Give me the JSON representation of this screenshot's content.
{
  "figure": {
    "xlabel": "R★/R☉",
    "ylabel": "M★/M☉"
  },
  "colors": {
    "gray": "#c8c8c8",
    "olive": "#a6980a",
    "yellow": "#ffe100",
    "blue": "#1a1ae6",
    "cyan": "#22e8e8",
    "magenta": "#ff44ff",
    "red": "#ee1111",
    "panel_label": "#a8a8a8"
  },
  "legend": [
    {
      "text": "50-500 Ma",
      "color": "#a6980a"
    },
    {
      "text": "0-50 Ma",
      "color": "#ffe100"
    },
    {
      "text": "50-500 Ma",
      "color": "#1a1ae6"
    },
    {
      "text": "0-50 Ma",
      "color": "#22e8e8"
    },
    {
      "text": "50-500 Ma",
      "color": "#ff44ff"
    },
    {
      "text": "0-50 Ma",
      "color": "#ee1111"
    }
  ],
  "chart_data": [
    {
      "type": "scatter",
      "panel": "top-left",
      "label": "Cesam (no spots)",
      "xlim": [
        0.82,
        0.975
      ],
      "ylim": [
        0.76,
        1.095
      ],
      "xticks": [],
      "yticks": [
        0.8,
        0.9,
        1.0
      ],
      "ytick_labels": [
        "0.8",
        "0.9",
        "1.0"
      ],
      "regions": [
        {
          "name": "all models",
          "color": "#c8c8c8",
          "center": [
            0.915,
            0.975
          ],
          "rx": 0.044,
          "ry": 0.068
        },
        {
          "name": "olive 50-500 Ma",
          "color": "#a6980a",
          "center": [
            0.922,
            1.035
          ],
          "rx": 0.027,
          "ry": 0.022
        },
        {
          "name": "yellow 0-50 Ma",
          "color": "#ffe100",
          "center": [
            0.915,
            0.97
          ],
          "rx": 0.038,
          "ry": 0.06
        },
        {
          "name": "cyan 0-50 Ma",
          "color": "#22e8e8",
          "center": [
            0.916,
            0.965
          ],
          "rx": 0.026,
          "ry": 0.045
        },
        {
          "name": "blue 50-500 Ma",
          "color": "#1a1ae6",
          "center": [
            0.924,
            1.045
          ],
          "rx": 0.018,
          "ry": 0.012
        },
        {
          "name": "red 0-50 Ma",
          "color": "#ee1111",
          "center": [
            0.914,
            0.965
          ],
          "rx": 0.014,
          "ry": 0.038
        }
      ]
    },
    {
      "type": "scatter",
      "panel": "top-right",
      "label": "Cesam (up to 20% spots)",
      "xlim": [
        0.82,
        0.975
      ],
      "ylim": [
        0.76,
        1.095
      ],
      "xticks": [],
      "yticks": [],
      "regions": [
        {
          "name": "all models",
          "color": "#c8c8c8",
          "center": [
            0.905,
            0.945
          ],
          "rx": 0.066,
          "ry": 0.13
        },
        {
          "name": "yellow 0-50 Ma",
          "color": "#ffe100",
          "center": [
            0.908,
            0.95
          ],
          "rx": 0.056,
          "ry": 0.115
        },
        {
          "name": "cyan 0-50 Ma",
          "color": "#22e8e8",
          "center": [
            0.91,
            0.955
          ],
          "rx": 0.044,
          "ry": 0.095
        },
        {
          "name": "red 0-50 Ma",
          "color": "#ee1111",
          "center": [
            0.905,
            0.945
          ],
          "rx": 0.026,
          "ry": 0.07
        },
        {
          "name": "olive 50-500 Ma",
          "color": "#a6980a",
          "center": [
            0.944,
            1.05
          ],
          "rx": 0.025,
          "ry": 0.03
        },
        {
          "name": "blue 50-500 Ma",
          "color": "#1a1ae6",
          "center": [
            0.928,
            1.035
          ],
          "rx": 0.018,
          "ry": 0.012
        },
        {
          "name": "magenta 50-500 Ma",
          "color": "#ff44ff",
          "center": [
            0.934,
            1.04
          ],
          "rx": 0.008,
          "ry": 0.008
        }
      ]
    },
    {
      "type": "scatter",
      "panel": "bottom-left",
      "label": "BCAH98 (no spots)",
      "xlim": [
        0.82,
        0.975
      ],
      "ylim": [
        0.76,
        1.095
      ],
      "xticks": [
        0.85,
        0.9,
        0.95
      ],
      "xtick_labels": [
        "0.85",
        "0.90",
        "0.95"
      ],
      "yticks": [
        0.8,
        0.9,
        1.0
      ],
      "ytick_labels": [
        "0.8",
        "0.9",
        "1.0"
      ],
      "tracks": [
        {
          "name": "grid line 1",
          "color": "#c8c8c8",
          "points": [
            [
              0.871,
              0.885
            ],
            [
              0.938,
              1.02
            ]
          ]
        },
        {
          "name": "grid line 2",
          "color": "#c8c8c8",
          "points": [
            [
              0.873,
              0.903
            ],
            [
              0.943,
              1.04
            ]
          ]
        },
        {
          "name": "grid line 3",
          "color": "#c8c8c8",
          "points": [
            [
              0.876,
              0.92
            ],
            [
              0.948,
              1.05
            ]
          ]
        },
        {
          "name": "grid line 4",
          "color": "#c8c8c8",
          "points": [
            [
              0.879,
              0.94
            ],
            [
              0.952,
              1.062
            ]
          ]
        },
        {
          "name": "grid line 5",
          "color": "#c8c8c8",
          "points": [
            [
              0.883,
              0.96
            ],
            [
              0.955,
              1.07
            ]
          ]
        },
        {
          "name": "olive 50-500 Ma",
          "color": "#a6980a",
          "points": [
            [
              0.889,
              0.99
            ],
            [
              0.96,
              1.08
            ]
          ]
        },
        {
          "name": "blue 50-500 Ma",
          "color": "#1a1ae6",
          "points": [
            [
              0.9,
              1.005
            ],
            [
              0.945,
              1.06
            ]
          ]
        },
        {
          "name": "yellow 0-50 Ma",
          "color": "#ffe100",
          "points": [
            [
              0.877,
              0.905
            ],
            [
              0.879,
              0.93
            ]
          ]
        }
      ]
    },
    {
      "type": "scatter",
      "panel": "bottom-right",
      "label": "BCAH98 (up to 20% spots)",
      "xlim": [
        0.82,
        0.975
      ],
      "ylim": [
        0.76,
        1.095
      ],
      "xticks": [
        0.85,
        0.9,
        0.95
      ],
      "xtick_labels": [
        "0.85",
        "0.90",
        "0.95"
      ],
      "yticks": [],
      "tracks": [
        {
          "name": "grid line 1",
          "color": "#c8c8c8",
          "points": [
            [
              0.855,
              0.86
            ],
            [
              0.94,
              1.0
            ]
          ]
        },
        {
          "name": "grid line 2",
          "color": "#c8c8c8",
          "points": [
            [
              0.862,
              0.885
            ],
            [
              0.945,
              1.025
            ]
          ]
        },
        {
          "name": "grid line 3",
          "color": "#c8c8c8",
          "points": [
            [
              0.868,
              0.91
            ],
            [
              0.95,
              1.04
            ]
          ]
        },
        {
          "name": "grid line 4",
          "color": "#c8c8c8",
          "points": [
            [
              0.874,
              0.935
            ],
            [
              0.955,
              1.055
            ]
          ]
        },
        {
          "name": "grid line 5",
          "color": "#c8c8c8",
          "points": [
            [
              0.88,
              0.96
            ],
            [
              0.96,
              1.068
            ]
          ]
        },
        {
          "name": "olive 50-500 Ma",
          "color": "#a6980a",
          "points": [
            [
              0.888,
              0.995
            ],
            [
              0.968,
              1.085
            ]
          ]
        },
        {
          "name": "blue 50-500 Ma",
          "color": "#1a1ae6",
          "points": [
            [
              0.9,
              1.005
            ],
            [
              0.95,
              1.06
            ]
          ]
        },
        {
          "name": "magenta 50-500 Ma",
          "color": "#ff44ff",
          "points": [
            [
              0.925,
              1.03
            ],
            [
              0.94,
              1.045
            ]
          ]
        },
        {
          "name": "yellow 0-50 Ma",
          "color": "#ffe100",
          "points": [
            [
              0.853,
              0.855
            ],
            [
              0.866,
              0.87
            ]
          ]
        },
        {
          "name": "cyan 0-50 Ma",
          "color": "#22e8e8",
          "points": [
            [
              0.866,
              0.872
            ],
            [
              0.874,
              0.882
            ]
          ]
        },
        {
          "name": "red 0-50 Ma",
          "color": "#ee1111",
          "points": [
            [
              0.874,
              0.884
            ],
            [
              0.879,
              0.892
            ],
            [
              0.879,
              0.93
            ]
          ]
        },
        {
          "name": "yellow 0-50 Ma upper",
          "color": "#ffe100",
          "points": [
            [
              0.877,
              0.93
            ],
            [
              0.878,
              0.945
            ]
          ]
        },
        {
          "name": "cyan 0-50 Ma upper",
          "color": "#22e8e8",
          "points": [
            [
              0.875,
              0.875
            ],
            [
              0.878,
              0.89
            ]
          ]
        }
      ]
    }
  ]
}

════════

### Exercise
Collect, from the material above, every line containing the word "spots".

### Written answer
      "label": "Cesam (no spots)",
      "label": "Cesam (up to 20% spots)",
      "label": "BCAH98 (no spots)",
      "label": "BCAH98 (up to 20% spots)",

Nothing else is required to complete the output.